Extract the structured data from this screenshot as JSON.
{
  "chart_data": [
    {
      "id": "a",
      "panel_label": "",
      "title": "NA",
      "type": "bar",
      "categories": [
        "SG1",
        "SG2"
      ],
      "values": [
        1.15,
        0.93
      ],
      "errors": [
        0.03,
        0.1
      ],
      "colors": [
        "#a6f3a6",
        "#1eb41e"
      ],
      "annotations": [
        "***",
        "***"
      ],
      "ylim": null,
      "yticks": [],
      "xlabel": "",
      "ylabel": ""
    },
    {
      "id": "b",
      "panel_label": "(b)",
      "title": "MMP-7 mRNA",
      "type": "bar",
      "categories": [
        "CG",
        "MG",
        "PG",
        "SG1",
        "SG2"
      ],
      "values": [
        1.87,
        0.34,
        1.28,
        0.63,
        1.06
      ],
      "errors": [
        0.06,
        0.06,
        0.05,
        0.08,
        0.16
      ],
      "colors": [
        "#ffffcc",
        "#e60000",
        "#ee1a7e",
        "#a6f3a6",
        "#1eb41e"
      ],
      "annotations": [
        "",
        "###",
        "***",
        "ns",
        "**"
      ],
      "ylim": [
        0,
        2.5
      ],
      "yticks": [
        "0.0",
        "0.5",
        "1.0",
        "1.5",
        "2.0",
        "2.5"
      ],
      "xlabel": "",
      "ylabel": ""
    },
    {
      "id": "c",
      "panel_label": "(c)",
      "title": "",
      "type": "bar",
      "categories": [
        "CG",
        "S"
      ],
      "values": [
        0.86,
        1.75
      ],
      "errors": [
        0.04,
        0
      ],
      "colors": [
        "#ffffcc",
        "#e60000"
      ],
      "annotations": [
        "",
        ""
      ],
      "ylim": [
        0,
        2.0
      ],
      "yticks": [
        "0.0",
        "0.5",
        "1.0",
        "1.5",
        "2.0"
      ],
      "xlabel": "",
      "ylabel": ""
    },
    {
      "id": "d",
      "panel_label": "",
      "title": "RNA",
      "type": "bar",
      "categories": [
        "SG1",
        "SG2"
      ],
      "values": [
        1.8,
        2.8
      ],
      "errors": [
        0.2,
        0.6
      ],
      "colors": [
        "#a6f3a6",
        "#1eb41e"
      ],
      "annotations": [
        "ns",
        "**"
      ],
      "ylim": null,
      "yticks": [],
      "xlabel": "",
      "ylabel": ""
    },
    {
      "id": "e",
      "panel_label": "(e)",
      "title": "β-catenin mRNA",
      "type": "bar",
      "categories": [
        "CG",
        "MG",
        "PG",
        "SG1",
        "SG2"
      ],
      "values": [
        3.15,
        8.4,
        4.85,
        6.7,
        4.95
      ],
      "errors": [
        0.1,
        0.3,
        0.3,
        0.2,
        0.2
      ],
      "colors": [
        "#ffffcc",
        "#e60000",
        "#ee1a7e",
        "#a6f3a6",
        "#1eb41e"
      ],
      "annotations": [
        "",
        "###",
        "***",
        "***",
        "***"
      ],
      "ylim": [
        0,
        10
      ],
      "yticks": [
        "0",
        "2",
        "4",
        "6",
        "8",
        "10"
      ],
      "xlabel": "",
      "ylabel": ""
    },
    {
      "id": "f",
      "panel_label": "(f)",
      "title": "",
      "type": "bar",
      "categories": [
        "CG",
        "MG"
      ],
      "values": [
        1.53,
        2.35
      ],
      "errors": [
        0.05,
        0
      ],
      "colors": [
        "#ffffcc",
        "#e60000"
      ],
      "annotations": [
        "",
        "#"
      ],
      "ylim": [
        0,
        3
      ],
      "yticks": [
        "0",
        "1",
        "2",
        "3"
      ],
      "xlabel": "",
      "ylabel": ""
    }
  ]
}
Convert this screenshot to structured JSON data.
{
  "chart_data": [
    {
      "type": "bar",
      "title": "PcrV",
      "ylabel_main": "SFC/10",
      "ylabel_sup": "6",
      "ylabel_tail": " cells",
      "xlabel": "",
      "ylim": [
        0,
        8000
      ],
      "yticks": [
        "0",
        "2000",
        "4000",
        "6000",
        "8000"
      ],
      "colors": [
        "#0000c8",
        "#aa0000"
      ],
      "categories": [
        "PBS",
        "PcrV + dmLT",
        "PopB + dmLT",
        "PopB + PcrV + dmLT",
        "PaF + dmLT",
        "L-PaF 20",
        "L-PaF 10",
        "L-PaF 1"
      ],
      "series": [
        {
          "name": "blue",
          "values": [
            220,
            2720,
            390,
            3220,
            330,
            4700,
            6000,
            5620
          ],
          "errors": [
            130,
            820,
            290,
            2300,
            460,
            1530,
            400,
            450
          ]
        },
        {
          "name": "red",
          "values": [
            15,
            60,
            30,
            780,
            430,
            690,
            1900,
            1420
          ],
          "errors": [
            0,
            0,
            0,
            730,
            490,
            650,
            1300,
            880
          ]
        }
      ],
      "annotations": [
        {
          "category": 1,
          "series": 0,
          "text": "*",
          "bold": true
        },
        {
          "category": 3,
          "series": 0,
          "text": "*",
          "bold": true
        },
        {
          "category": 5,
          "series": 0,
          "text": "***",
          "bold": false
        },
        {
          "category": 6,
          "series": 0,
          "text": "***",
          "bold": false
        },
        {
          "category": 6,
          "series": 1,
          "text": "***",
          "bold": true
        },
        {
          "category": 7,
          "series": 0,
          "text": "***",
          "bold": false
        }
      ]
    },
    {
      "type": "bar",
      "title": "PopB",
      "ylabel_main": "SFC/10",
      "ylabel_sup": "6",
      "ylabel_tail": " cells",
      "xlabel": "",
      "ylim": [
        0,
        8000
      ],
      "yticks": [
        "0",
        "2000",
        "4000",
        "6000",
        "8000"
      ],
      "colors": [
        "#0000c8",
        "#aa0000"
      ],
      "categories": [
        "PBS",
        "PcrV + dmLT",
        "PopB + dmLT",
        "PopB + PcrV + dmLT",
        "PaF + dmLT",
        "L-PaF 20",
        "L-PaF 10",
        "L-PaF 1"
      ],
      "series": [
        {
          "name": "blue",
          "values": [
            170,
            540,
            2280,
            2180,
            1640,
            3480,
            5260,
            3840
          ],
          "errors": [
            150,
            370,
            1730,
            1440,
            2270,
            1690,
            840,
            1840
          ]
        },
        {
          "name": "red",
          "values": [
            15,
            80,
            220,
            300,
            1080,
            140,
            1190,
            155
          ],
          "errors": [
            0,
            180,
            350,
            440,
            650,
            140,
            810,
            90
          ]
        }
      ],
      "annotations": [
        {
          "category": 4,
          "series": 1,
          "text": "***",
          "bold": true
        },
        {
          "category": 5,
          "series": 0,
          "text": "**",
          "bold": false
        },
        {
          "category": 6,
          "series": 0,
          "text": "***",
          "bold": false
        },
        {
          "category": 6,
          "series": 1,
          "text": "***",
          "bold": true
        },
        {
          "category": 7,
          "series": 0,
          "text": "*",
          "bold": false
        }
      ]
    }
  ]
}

= = = =

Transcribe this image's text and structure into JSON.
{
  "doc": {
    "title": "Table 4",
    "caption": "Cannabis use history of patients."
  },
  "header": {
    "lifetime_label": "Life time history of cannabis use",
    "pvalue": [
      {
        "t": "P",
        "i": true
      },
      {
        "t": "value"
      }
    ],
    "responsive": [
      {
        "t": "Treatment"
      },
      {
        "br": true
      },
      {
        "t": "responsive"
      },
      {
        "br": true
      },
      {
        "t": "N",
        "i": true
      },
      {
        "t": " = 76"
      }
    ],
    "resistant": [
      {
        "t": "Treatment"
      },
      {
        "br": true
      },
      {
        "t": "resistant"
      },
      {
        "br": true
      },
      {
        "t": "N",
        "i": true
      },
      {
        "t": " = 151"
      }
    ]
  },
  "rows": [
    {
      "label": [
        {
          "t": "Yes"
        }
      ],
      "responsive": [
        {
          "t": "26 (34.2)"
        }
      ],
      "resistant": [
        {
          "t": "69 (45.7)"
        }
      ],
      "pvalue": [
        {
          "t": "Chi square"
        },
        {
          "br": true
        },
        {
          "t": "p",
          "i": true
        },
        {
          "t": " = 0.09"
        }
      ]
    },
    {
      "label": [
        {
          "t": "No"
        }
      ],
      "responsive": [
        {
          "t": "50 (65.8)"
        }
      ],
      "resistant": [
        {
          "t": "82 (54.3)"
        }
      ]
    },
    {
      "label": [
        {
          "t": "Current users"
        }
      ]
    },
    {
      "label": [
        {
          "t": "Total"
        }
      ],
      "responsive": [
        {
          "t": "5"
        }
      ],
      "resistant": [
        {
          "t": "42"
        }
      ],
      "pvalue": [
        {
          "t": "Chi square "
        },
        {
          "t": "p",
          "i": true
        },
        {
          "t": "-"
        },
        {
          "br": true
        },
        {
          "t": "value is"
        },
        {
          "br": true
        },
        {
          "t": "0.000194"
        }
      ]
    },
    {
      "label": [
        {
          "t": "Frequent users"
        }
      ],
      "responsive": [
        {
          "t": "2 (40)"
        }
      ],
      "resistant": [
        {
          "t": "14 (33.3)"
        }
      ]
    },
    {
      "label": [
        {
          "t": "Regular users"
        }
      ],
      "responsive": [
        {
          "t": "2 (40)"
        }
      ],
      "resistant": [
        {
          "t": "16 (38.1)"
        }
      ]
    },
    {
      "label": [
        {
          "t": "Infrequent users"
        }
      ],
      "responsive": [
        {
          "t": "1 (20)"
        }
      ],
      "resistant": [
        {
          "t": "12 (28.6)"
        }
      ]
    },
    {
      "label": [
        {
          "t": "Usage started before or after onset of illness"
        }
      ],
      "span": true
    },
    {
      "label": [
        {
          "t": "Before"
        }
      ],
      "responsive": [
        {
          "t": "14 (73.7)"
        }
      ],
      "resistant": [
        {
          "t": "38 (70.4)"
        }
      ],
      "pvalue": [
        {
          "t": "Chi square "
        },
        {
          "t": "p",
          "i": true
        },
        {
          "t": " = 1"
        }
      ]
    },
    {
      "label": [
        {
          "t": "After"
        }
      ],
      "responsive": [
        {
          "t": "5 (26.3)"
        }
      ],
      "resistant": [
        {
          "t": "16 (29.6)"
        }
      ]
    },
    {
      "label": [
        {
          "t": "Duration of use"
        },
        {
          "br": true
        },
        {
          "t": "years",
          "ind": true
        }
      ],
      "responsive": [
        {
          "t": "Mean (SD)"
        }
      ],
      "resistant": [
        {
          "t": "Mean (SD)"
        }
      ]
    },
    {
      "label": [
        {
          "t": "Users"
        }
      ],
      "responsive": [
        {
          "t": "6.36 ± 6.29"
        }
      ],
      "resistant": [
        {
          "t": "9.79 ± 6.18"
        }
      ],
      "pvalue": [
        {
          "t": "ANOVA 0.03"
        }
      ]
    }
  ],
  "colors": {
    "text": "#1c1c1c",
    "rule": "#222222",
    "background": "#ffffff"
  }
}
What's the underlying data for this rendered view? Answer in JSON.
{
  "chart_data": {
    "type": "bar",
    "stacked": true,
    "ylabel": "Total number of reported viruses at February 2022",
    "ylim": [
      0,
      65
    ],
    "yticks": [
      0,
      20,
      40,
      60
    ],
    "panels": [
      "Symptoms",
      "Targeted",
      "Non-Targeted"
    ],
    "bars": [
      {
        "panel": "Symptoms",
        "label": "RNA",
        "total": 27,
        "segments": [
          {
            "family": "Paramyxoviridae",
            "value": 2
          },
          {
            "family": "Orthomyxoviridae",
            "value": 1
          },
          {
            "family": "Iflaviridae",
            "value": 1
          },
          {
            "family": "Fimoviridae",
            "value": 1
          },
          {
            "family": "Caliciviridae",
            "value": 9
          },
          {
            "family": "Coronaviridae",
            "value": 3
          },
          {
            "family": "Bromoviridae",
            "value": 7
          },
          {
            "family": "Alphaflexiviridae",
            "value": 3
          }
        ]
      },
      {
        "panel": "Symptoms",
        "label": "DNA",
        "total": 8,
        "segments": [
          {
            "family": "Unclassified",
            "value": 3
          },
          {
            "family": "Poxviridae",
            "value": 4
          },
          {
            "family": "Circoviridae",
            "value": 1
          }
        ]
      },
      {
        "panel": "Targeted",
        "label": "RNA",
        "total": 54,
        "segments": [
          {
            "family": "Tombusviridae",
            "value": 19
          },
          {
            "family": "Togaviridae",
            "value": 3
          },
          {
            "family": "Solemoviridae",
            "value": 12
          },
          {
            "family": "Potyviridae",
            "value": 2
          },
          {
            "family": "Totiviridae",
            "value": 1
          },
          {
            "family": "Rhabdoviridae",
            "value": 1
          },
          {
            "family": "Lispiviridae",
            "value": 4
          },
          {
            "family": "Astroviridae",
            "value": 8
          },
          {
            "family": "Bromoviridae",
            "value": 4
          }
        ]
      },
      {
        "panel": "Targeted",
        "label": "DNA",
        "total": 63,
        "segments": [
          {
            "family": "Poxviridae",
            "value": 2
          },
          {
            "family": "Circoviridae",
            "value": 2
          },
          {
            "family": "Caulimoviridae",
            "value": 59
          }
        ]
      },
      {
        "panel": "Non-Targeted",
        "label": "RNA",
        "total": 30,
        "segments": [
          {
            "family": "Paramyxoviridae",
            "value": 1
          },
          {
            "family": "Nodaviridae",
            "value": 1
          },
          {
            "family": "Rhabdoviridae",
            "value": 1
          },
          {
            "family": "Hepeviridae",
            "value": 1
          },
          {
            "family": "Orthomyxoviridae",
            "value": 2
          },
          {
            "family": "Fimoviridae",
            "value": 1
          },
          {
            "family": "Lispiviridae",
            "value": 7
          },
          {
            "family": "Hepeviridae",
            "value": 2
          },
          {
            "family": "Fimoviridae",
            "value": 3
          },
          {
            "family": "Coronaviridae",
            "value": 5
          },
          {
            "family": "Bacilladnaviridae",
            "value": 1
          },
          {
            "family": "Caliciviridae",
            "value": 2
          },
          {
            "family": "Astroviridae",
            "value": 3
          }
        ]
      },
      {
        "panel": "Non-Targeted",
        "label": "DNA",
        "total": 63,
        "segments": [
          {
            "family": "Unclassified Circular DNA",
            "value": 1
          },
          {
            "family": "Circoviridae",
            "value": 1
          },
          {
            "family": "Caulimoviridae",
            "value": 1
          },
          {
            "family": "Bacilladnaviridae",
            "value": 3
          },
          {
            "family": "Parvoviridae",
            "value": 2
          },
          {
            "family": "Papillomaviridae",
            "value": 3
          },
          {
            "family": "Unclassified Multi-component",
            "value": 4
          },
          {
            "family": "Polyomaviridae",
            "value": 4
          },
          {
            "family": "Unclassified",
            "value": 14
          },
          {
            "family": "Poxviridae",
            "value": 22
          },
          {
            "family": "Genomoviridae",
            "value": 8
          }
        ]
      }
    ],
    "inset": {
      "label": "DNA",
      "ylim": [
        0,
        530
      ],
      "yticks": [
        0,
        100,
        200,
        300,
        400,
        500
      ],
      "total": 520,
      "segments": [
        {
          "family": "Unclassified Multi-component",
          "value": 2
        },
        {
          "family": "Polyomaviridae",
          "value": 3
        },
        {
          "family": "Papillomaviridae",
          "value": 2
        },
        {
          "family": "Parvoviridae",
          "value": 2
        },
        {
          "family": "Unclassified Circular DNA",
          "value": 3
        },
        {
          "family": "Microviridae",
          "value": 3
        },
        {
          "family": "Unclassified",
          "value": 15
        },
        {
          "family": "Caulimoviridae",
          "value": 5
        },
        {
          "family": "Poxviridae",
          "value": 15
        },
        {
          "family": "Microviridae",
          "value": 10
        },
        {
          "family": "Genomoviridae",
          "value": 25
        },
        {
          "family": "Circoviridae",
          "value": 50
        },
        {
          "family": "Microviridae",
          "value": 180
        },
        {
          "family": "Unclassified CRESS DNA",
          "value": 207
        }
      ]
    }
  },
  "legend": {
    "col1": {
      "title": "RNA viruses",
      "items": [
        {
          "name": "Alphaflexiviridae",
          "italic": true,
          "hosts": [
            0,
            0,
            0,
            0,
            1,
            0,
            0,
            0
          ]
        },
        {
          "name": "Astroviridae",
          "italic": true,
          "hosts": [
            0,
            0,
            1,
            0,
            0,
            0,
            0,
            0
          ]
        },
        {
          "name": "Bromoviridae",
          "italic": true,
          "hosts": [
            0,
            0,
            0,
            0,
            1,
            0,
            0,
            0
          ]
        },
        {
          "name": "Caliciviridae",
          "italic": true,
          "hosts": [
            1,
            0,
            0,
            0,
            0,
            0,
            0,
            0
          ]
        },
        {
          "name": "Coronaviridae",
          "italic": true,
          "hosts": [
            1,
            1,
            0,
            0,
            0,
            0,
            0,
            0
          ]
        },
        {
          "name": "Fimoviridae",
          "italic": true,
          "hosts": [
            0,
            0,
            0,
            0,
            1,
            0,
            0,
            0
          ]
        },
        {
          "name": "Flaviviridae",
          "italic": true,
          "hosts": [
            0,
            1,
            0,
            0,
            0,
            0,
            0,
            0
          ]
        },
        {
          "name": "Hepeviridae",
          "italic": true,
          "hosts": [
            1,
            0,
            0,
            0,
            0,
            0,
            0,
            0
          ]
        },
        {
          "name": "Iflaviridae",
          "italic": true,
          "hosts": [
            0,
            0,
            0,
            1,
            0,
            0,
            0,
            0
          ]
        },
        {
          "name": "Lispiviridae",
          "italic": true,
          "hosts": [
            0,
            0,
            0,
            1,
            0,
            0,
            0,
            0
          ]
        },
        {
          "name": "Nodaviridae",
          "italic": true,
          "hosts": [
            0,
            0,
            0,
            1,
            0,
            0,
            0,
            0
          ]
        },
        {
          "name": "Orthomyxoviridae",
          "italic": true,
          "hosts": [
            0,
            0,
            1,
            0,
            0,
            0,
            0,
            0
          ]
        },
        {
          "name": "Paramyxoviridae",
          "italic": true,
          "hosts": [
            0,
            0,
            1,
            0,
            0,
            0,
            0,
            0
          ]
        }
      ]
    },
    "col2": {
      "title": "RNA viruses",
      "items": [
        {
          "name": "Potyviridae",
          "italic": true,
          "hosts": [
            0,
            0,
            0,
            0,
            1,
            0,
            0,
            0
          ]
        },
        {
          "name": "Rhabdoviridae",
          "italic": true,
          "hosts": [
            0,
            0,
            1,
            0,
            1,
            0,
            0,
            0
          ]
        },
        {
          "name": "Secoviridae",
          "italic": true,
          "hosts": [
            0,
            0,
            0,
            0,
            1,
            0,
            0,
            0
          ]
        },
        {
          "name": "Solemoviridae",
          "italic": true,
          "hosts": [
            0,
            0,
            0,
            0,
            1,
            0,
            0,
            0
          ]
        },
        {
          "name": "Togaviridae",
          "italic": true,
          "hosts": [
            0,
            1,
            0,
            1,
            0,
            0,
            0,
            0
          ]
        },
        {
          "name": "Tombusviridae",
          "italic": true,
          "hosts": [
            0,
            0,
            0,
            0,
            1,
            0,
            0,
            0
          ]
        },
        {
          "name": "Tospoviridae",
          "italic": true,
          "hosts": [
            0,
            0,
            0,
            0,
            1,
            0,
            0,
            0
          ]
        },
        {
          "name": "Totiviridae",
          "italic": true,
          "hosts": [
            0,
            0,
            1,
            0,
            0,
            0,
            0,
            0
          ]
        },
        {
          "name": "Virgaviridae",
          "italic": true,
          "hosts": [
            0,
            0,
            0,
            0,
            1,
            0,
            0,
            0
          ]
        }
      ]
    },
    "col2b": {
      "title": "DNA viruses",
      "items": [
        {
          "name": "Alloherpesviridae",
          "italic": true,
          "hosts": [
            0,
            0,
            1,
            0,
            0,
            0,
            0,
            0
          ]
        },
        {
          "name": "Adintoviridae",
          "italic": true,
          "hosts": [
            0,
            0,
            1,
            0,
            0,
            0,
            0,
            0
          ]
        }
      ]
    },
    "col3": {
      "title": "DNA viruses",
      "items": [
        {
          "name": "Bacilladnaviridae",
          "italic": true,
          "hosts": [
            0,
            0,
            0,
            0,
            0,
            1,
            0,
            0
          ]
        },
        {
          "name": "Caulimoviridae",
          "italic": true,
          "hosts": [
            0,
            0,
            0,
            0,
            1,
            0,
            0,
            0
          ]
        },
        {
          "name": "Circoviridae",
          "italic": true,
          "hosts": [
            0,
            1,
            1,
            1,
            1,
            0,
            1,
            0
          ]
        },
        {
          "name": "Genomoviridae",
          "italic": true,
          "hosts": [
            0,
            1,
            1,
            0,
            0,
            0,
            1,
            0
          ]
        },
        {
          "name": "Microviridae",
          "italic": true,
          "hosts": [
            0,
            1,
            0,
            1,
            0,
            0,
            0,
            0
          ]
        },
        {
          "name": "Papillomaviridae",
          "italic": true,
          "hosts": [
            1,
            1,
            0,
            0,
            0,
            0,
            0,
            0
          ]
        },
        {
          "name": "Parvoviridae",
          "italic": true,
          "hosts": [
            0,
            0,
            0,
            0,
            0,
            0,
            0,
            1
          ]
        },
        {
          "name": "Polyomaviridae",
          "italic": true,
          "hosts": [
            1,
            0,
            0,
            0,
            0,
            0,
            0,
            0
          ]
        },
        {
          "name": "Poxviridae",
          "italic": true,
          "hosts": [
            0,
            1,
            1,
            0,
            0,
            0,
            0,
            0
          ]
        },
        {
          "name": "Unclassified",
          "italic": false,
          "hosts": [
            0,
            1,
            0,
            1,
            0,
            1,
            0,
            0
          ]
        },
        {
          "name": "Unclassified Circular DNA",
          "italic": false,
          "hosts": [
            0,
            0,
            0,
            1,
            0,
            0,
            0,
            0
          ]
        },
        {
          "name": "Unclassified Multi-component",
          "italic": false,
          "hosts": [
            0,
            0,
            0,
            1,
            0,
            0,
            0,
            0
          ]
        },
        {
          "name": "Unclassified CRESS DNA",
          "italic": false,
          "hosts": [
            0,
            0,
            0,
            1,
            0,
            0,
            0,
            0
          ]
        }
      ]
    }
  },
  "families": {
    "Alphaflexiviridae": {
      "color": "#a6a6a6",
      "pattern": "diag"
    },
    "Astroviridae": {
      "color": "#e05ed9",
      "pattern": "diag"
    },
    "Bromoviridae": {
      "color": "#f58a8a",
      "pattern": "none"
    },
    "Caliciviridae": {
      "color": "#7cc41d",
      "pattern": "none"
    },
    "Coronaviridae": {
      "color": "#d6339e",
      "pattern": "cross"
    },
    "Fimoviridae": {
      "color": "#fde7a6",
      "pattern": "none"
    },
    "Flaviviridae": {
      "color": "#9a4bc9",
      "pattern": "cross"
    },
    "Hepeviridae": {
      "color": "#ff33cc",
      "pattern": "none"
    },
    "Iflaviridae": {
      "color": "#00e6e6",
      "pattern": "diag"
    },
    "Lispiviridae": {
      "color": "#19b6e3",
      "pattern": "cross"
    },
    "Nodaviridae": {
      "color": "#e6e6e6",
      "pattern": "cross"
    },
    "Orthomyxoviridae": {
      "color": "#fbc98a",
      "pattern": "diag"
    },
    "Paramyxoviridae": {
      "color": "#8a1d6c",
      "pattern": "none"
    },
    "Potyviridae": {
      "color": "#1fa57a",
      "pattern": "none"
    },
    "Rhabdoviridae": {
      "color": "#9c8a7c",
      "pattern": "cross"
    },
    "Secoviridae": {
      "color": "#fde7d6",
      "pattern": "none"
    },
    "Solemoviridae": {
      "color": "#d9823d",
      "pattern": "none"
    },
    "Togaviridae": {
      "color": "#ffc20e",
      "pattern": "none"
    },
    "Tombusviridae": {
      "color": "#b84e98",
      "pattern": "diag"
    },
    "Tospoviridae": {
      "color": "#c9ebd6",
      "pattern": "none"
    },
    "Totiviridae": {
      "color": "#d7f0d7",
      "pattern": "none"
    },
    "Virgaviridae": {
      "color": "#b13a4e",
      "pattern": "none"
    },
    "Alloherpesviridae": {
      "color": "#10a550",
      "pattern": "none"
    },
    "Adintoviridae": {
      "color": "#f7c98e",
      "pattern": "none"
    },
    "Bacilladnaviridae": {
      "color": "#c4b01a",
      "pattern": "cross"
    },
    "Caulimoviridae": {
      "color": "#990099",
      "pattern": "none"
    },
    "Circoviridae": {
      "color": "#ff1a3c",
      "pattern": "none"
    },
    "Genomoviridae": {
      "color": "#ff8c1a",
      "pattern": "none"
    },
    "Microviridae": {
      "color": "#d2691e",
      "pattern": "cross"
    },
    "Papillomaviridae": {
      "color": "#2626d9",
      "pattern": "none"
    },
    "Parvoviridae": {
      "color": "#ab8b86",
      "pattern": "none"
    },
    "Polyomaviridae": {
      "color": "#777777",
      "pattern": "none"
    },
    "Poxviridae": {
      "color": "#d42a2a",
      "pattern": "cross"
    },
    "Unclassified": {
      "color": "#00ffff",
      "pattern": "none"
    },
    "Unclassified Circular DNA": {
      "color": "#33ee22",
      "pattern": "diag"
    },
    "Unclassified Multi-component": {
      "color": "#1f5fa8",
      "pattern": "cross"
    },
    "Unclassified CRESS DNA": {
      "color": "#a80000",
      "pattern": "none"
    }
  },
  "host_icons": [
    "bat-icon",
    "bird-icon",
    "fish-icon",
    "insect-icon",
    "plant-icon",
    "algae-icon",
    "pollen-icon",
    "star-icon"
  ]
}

= = = =

# WHAT YOU NEED TO DO
Return every line of the preceding records in which the word "Caliciviridae" appears.

# SOLUTION
            "family": "Caliciviridae",
            "family": "Caliciviridae",
          "name": "Caliciviridae",
    "Caliciviridae": {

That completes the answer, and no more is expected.